* start ROWS *
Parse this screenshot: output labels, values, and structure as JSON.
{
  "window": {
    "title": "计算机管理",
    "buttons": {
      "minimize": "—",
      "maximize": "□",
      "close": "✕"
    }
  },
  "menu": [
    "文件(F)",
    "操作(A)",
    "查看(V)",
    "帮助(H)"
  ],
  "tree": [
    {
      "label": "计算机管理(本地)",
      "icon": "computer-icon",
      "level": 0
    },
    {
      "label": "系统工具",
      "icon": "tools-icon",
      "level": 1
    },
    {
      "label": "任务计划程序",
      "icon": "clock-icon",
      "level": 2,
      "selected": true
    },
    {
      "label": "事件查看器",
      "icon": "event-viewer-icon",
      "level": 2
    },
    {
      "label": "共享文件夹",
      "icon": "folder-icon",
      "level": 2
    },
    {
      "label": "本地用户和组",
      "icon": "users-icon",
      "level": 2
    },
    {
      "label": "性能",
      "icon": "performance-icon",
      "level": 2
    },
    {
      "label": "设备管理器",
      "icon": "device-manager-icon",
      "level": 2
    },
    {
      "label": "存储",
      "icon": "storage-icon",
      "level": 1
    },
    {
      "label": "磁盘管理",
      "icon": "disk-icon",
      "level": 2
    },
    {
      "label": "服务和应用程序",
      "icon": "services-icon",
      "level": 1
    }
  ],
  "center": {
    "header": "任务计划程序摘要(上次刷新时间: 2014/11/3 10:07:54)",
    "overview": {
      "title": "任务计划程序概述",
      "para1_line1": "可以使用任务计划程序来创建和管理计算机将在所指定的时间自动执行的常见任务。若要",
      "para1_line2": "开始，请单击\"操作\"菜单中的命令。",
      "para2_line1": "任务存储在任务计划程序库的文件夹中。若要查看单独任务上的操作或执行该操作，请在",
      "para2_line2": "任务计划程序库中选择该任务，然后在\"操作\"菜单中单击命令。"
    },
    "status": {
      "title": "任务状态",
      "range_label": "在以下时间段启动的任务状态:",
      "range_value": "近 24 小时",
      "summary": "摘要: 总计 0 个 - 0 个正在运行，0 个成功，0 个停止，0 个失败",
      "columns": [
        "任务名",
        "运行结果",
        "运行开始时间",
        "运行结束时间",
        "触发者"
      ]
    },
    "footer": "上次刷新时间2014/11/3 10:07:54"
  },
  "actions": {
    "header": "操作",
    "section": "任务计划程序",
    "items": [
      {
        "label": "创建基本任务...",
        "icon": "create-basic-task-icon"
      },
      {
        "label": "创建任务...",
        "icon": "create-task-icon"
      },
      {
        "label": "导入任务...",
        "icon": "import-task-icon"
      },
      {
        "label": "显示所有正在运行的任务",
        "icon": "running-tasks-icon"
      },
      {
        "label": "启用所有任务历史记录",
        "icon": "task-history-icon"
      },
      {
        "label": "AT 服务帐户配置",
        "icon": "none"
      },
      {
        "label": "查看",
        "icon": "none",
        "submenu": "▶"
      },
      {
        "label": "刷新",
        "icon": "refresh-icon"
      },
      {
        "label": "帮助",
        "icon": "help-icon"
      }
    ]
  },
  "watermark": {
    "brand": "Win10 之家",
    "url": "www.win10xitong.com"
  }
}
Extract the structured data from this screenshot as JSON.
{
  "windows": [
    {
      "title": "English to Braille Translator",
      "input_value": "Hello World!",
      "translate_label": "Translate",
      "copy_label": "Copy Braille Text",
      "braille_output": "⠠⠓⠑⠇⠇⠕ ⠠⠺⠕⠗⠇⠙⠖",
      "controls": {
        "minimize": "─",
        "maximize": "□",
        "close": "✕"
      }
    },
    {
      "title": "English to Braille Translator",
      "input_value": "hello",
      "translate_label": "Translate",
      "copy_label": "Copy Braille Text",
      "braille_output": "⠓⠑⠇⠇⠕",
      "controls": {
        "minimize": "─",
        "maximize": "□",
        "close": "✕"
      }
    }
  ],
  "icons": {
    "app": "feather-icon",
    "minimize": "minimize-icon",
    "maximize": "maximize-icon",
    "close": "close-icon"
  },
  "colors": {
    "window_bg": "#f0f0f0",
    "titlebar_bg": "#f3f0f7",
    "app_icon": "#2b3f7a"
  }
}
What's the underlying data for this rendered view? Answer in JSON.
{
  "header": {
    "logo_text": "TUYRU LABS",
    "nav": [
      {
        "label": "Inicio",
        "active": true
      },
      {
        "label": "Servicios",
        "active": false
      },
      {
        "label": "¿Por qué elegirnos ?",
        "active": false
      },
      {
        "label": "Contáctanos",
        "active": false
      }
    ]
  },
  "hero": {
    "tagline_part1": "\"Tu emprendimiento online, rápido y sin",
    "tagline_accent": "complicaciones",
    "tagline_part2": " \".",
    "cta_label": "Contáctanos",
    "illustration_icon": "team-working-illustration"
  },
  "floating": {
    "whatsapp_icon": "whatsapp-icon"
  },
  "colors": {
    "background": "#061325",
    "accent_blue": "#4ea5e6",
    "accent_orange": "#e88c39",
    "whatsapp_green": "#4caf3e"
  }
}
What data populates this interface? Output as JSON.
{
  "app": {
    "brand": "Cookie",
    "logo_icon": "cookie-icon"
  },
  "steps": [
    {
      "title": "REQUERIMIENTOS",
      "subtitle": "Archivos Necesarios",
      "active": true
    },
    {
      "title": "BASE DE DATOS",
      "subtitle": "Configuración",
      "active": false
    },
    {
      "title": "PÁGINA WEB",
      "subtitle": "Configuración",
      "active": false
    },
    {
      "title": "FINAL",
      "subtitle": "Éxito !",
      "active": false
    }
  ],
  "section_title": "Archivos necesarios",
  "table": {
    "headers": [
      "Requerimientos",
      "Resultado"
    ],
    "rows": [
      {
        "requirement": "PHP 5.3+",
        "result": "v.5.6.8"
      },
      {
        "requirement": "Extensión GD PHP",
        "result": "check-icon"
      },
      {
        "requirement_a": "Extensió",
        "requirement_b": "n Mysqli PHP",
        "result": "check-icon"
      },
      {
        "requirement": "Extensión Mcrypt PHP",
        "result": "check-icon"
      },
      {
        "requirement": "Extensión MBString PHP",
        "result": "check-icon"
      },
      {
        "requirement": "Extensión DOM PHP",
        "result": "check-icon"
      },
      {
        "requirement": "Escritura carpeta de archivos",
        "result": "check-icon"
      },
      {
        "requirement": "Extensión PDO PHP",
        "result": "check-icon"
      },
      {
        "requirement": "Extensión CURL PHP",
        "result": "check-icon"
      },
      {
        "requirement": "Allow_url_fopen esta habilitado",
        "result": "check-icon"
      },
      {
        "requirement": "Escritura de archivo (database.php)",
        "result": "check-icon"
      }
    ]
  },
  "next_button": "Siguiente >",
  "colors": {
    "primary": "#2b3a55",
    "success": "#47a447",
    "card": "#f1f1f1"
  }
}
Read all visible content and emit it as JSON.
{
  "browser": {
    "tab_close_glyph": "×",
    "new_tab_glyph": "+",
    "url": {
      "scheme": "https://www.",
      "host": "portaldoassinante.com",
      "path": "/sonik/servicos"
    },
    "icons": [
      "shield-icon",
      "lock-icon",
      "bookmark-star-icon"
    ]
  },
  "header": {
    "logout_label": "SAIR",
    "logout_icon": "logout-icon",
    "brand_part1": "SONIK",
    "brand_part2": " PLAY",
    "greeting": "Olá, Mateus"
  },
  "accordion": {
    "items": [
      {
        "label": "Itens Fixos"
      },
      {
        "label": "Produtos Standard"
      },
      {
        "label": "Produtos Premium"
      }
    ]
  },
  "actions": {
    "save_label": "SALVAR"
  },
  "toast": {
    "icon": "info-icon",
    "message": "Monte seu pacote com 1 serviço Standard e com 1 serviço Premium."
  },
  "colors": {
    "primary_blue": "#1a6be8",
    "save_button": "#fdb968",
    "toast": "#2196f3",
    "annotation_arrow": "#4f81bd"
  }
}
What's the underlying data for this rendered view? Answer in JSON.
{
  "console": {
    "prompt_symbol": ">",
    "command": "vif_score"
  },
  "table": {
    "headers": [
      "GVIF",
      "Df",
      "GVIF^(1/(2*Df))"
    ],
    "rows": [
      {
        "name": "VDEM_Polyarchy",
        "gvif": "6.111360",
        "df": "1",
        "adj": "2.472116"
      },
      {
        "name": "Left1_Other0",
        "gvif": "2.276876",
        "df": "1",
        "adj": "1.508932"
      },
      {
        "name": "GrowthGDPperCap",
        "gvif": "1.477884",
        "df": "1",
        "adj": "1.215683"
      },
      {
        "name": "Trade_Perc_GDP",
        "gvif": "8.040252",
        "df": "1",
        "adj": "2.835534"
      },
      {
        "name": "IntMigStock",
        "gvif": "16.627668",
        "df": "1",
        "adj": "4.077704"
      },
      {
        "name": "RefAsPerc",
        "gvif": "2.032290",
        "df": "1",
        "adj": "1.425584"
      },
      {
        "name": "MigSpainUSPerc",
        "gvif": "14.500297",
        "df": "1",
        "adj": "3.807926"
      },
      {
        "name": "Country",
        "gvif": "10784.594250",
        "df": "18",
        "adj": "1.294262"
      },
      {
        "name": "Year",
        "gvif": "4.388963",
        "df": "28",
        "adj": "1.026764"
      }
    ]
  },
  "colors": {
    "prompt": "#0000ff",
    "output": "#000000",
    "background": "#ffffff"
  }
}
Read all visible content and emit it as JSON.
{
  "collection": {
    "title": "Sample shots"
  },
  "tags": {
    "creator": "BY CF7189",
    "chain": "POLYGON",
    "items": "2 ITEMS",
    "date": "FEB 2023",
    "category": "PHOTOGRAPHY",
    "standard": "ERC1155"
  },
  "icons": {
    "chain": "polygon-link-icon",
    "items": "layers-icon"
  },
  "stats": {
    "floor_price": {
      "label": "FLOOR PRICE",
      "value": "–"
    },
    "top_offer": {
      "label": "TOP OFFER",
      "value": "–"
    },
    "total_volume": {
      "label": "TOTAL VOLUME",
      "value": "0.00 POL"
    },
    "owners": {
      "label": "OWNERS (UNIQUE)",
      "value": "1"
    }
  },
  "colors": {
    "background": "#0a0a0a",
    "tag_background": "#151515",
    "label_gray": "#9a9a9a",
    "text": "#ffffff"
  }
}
* end ROWS *
WHAT YOU HAVE TO DO: Establish how many lines of the material above hold the word "name". Nothing but the count should be returned.

RESULT: 9